Profissionalmente, a primeira conseqüência da tragédia foi a licença da função que exerceu durante 23 anos. Myrian não voa desde a morte da filha e deve tirar o seguro pela perda definitiva da carteira de aeronauta. “Cada vôo é uma tripulação, são amigos diferentes. A emoção é complicada e como chefe de equipe tenho que ter o vôo na mão. Emocionalmente instável, não posso assumir a responsabilidade”, explica. Também mudou de endereço. Deixou o sítio de Itaboraí, no interior do Rio de Janeiro, onde morou desde que Fernanda tinha 12 anos, e se instalou num apartamento na zona sul carioca. “Lá tinha a distância da família, as recordações e os problemas de cidade pequena. Em qualquer supermercado que entrava tinha um silêncio, depois um falatório baixo e as cabeças se virando na minha direção. Era complicado”, diz.

Na bolsa de Fernanda foi encontrada uma folha de papel cujas bordas estavam destruídas, mas o texto no interior permanecia intacto. O título do texto era “Sobrevivência”.

Quando começou a se recuperar, Myrian adquiriu o hábito de navegar pela internet em busca de notícias antigas da filha, numa forma de reviver os melhores momentos da modelo e de suprir a própria carência. Foi assim que encontrou, em março do ano passado, um texto sobre Fernanda que lhe chamou atenção. Da correspondência com a autora, Tammy Luciano, surgiu a idéia do livro, do qual Myrian participou ativamente. “Isso me deu forças para enfrentar minha perda”, conta a mãe da modelo. Apesar da recobrar o ânimo, só um ano após começar a trabalhar no livro conseguiu interromper um hábito adquirido com a morte da filha: o de ligar para o celular de Fernanda para escutar o recado da caixa postal que permanecia gravado com a voz da modelo. “Era absurdo, mas eu tinha a necessidade de ouvir a voz dela”, justifica.

> [Questão a]:
Responda com base no trecho:
(i) Por quantos anos Myrian exerceu a função da qual se licenciou?
(ii) Qual era o título do texto na folha encontrada na bolsa de Fernanda?
(iii) Em que mês Myrian encontrou o texto sobre Fernanda que lhe chamou atenção?
O trecho e as entradas não têm relação entre si.

> [Entradas fornecidas]:
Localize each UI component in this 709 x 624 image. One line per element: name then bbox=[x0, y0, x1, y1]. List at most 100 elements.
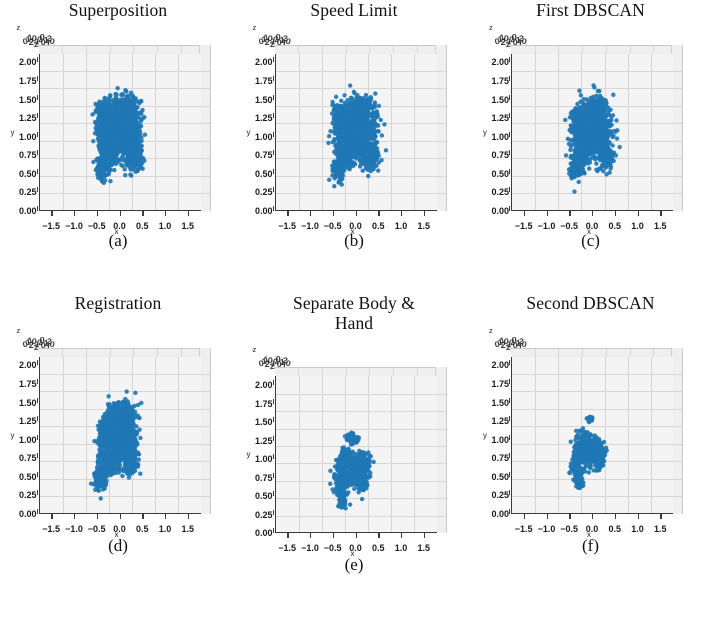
y-tick-label: 1.50 bbox=[18, 94, 37, 105]
subplot-panel-f: Second DBSCAN z 0 1 2 0 1 2 0 1 2 0 1 2 0 1 0.00 0.25 0.50… bbox=[472, 290, 709, 624]
axis-label-x: x bbox=[114, 529, 119, 539]
x-tick-label: −0.5 bbox=[560, 523, 579, 534]
y-tick-label: 0.25 bbox=[254, 509, 273, 520]
x-tick-label: 0.5 bbox=[136, 220, 149, 231]
y-tick-label: 2.00 bbox=[491, 57, 509, 68]
axis-label-z: z bbox=[252, 345, 257, 355]
x-tick-label: −1.0 bbox=[301, 220, 319, 231]
x-tick-label: 1.5 bbox=[654, 220, 667, 231]
x-tick-label: −1.5 bbox=[514, 523, 533, 534]
axis-label-y: y bbox=[10, 127, 15, 137]
axes-3d: z 0 1 2 0 1 2 0 1 2 0 1 2 0 1 0.00 0.25 0.50 0.75 1.00 1.25 1… bbox=[10, 325, 226, 539]
y-tick-label: 1.75 bbox=[254, 398, 273, 409]
panel-title: Registration bbox=[74, 293, 162, 313]
y-tick-label: 0.75 bbox=[254, 472, 273, 483]
axis-label-z: z bbox=[489, 22, 493, 32]
y-tick-label: 1.00 bbox=[18, 131, 37, 142]
figure-grid: Superposition z 0 1 2 0 1 2 0 1 2 0 1 2 0 1 0.00 0.25 0.50… bbox=[0, 0, 709, 624]
y-tick-label: 1.75 bbox=[254, 75, 273, 86]
x-tick-label: −1.0 bbox=[537, 523, 556, 534]
axes-3d: z 0 1 2 0 1 2 0 1 2 0 1 2 0 1 0.00 0.25 0.50 0.75 1.00 1.25 1… bbox=[483, 22, 698, 236]
y-tick-label: 1.00 bbox=[254, 131, 273, 142]
x-tick-label: 1.0 bbox=[631, 523, 644, 534]
x-tick-label: −1.5 bbox=[42, 523, 61, 534]
y-tick-label: 0.50 bbox=[18, 471, 37, 482]
axis-label-z: z bbox=[252, 22, 257, 32]
x-tick-label: −1.0 bbox=[65, 220, 83, 231]
x-tick-labels: −1.5 −1.0 −0.5 0.0 0.5 1.0 1.5 bbox=[275, 533, 437, 554]
x-tick-label: −0.5 bbox=[323, 220, 342, 231]
y-tick-label: 1.50 bbox=[254, 417, 273, 428]
x-tick-label: −0.5 bbox=[87, 523, 106, 534]
y-tick-label: 0.50 bbox=[491, 471, 509, 482]
panel-title: First DBSCAN bbox=[536, 0, 645, 20]
y-tick-label: 1.75 bbox=[18, 75, 37, 86]
y-tick-label: 0.50 bbox=[254, 491, 273, 502]
scatter-points bbox=[327, 430, 376, 511]
y-tick-label: 0.75 bbox=[491, 150, 509, 161]
y-tick-label: 0.00 bbox=[491, 508, 509, 519]
y-tick-label: 2.00 bbox=[18, 360, 37, 371]
x-tick-labels: −1.5 −1.0 −0.5 0.0 0.5 1.0 1.5 bbox=[39, 210, 201, 231]
subplot-caption: (e) bbox=[344, 555, 364, 575]
y-tick-label: 0.00 bbox=[254, 528, 273, 539]
panel-title: Second DBSCAN bbox=[526, 293, 655, 313]
y-tick-label: 1.25 bbox=[18, 113, 37, 124]
x-tick-label: −1.0 bbox=[537, 220, 556, 231]
axis-label-x: x bbox=[587, 529, 591, 539]
axes-3d: z 0 1 2 0 1 2 0 1 2 0 1 2 0 1 0.00 0.25 0.50 0.75 1.00 1.25 1… bbox=[483, 326, 698, 539]
y-tick-label: 1.00 bbox=[491, 434, 509, 445]
plot-box bbox=[38, 44, 211, 211]
x-tick-label: 1.5 bbox=[417, 220, 431, 231]
plot-box bbox=[274, 44, 447, 211]
axis-label-y: y bbox=[483, 127, 487, 137]
y-tick-label: 2.00 bbox=[491, 360, 509, 371]
panel-title: Superposition bbox=[68, 0, 168, 20]
plot-box bbox=[274, 367, 447, 534]
x-tick-label: 1.0 bbox=[158, 220, 172, 231]
axes-3d: z 0 1 2 0 1 2 0 1 2 0 1 2 0 1 0.00 0.25 0.50 0.75 1.00 1.25 1… bbox=[246, 22, 462, 236]
axis-label-z: z bbox=[16, 22, 21, 32]
subplot-panel-a: Superposition z 0 1 2 0 1 2 0 1 2 0 1 2 0 1 0.00 0.25 0.50… bbox=[0, 0, 236, 290]
x-tick-label: 1.5 bbox=[654, 523, 667, 534]
subplot-panel-c: First DBSCAN z 0 1 2 0 1 2 0 1 2 0 1 2 0 1 0.00 0.25 0.50 0… bbox=[472, 0, 709, 290]
y-tick-label: 0.00 bbox=[254, 205, 273, 216]
axis-label-y: y bbox=[246, 127, 251, 137]
x-tick-label: −0.5 bbox=[87, 220, 106, 231]
plot-box bbox=[38, 347, 211, 514]
y-tick-label: 2.00 bbox=[254, 380, 273, 391]
y-tick-label: 0.00 bbox=[18, 508, 37, 519]
y-tick-label: 0.75 bbox=[18, 150, 37, 161]
y-tick-label: 0.75 bbox=[491, 453, 509, 464]
axis-label-y: y bbox=[246, 450, 251, 460]
x-tick-label: −1.0 bbox=[301, 543, 319, 554]
axis-label-x: x bbox=[350, 226, 355, 236]
y-tick-label: 1.25 bbox=[254, 113, 273, 124]
y-tick-label: 1.50 bbox=[254, 94, 273, 105]
x-tick-label: 0.5 bbox=[608, 220, 622, 231]
axis-label-x: x bbox=[587, 226, 591, 236]
plot-box bbox=[511, 347, 683, 514]
y-tick-label: 1.75 bbox=[18, 378, 37, 389]
y-tick-label: 1.00 bbox=[18, 434, 37, 445]
y-tick-label: 1.00 bbox=[254, 454, 273, 465]
plot-box bbox=[511, 44, 683, 211]
x-tick-labels: −1.5 −1.0 −0.5 0.0 0.5 1.0 1.5 bbox=[511, 210, 673, 231]
y-tick-label: 1.25 bbox=[491, 113, 509, 124]
x-tick-label: 0.5 bbox=[372, 220, 385, 231]
y-tick-label: 0.00 bbox=[18, 205, 37, 216]
axis-label-z: z bbox=[16, 325, 21, 335]
y-tick-label: 1.50 bbox=[491, 94, 509, 105]
x-tick-label: −1.5 bbox=[278, 543, 297, 554]
subplot-panel-b: Speed Limit z 0 1 2 0 1 2 0 1 2 0 1 2 0 1 0.00 0.25 0.50 0.… bbox=[236, 0, 472, 290]
y-tick-label: 0.50 bbox=[254, 168, 273, 179]
y-tick-label: 2.00 bbox=[254, 57, 273, 68]
y-tick-label: 1.25 bbox=[18, 416, 37, 427]
axis-label-x: x bbox=[350, 549, 355, 559]
y-tick-label: 0.75 bbox=[254, 150, 273, 161]
y-tick-label: 0.25 bbox=[491, 490, 509, 501]
axis-label-y: y bbox=[10, 430, 15, 440]
y-tick-label: 0.25 bbox=[18, 187, 37, 198]
x-tick-label: 1.5 bbox=[181, 523, 195, 534]
scatter-points bbox=[325, 82, 388, 188]
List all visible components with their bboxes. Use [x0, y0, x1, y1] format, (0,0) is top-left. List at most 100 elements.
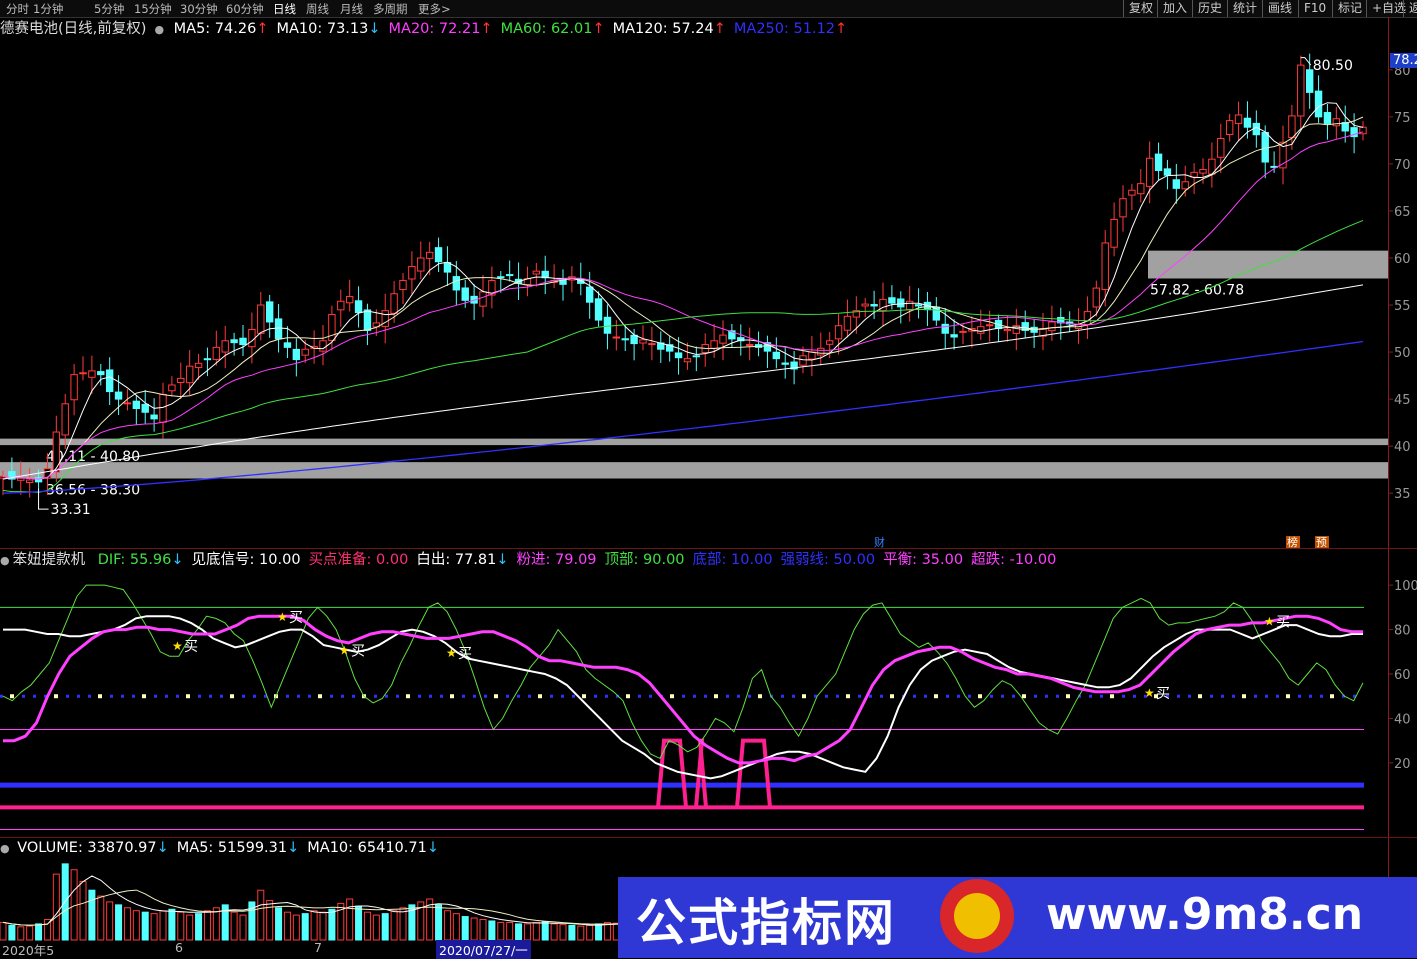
ref-dot — [934, 694, 938, 699]
candle-body — [1003, 328, 1012, 332]
candle-body — [1145, 157, 1154, 187]
candle-body — [781, 362, 789, 365]
candle-body — [843, 315, 852, 331]
tab-period[interactable]: 周线 — [306, 1, 329, 17]
ref-dot — [142, 694, 146, 699]
candle-body — [150, 414, 158, 420]
y-tick-label: 55 — [1394, 299, 1411, 314]
buy-star-icon: ★ — [339, 644, 350, 658]
buy-star-icon: ★ — [277, 610, 288, 624]
tab-period[interactable]: 30分钟 — [180, 1, 218, 17]
candle-body — [959, 330, 967, 333]
candle-body — [292, 348, 301, 361]
candle-body — [221, 340, 229, 353]
stock-chart-canvas[interactable]: 8075706560555045403557.82 - 60.7840.11 -… — [0, 17, 1417, 958]
candle-body — [88, 370, 96, 378]
volume-bar — [301, 913, 309, 941]
price-zone-band — [0, 438, 1388, 446]
ref-dot — [802, 694, 806, 699]
button-draw[interactable]: 画线 — [1262, 0, 1297, 17]
volume-bar — [132, 910, 140, 941]
volume-bar — [0, 921, 7, 941]
candle-body — [79, 372, 87, 375]
y-tick-label: 80 — [1394, 624, 1411, 639]
ref-dot — [978, 694, 982, 699]
candle-body — [834, 325, 843, 340]
candle-body — [123, 402, 132, 405]
ref-dot — [406, 694, 410, 699]
ref-dot — [582, 694, 586, 699]
volume-bar — [488, 920, 496, 941]
ref-dot — [230, 694, 234, 699]
volume-bar — [319, 911, 327, 941]
candle-body — [185, 365, 194, 384]
button-f10[interactable]: F10 — [1298, 0, 1331, 17]
volume-bar — [195, 913, 203, 941]
tab-period[interactable]: 1分钟 — [33, 1, 63, 17]
candle-body — [354, 300, 363, 314]
tab-period[interactable]: 分时 — [6, 1, 29, 17]
volume-bar — [452, 913, 460, 941]
buy-readiness-spike — [694, 738, 708, 808]
tab-period[interactable]: 5分钟 — [94, 1, 124, 17]
pane-divider — [0, 548, 1417, 549]
candle-body — [977, 326, 985, 334]
y-tick-label: 40 — [1394, 712, 1411, 727]
button-stats[interactable]: 统计 — [1227, 0, 1262, 17]
volume-bar — [541, 921, 549, 941]
candle-body — [159, 393, 167, 423]
zone-label: 57.82 - 60.78 — [1150, 282, 1244, 298]
tab-period[interactable]: 多周期 — [373, 1, 408, 17]
candle-body — [17, 477, 25, 481]
ref-dot — [626, 694, 630, 699]
price-zone-band — [1148, 250, 1388, 279]
volume-bar — [435, 904, 443, 941]
button-mark[interactable]: 标记 — [1332, 0, 1367, 17]
ref-dot — [318, 694, 322, 699]
button-back[interactable]: 返 — [1403, 0, 1417, 17]
candle-body — [1252, 122, 1261, 136]
candle-body — [399, 280, 407, 291]
date-tick: 2020年5 — [2, 943, 55, 958]
volume-bar — [159, 910, 167, 941]
candle-body — [861, 303, 869, 307]
candle-body — [630, 334, 638, 345]
candle-body — [710, 340, 718, 349]
ref-dot — [54, 694, 58, 699]
volume-bar — [177, 911, 185, 941]
button-history[interactable]: 历史 — [1192, 0, 1227, 17]
low-annotation: 33.31 — [51, 502, 91, 518]
ref-dot — [494, 694, 498, 699]
candle-body — [1217, 137, 1225, 158]
candle-body — [70, 374, 78, 401]
tab-period[interactable]: 更多> — [418, 1, 451, 17]
volume-bar — [168, 908, 176, 941]
candle-body — [905, 300, 914, 311]
button-restore-rights[interactable]: 复权 — [1123, 0, 1158, 17]
ref-dot — [890, 694, 894, 699]
candle-body — [985, 324, 994, 327]
button-add[interactable]: 加入 — [1157, 0, 1192, 17]
candle-body — [301, 348, 309, 356]
candle-body — [390, 293, 398, 314]
tab-period-active[interactable]: 日线 — [273, 1, 296, 17]
volume-bar — [346, 898, 354, 941]
candle-body — [1119, 198, 1127, 218]
volume-bar — [88, 889, 96, 941]
ref-dot — [1198, 694, 1202, 699]
candle-body — [212, 346, 221, 360]
volume-bar — [506, 921, 514, 941]
volume-bar — [479, 919, 487, 941]
candle-body — [61, 403, 69, 436]
tab-period[interactable]: 60分钟 — [226, 1, 264, 17]
volume-bar — [381, 913, 389, 941]
candle-body — [203, 358, 212, 361]
tab-period[interactable]: 月线 — [340, 1, 363, 17]
volume-bar — [595, 923, 603, 941]
candle-body — [585, 286, 594, 303]
tab-period[interactable]: 15分钟 — [134, 1, 172, 17]
volume-bar — [372, 914, 380, 941]
y-tick-label: 60 — [1394, 252, 1411, 267]
watermark-title: 公式指标网 — [636, 894, 896, 952]
volume-bar — [141, 911, 149, 941]
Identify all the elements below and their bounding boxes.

> [Questão b]: Altere as linhas das entradas entre a que contém "ref-dot — [934, 694, 938, 699]" e a que contém "ref-dot — [582, 694, 586, 699]", inclusive, substituindo "candle-body" por "candlestick-body" e mantendo todo o resto igual. Apresente apenas essas linhas.

> [Resposta a]:
(i) 23 anos.
(ii) "Sobrevivência".
(iii) Em março do ano passado.

> [Resposta b]:
ref-dot — [934, 694, 938, 699]
candlestick-body — [1003, 328, 1012, 332]
candlestick-body — [1145, 157, 1154, 187]
candlestick-body — [781, 362, 789, 365]
candlestick-body — [843, 315, 852, 331]
tab-period[interactable]: 周线 — [306, 1, 329, 17]
ref-dot — [142, 694, 146, 699]
candlestick-body — [150, 414, 158, 420]
y-tick-label: 55 — [1394, 299, 1411, 314]
buy-star-icon: ★ — [339, 644, 350, 658]
buy-star-icon: ★ — [277, 610, 288, 624]
tab-period[interactable]: 30分钟 — [180, 1, 218, 17]
candlestick-body — [959, 330, 967, 333]
candlestick-body — [292, 348, 301, 361]
candlestick-body — [221, 340, 229, 353]
stock-chart-canvas[interactable]: 8075706560555045403557.82 - 60.7840.11 -… — [0, 17, 1417, 958]
candlestick-body — [88, 370, 96, 378]
volume-bar — [301, 913, 309, 941]
price-zone-band — [0, 438, 1388, 446]
ref-dot — [802, 694, 806, 699]
button-draw[interactable]: 画线 — [1262, 0, 1297, 17]
volume-bar — [132, 910, 140, 941]
volume-bar — [0, 921, 7, 941]
candlestick-body — [79, 372, 87, 375]
y-tick-label: 80 — [1394, 624, 1411, 639]
ref-dot — [978, 694, 982, 699]
candlestick-body — [834, 325, 843, 340]
candlestick-body — [123, 402, 132, 405]
ref-dot — [406, 694, 410, 699]
ref-dot — [582, 694, 586, 699]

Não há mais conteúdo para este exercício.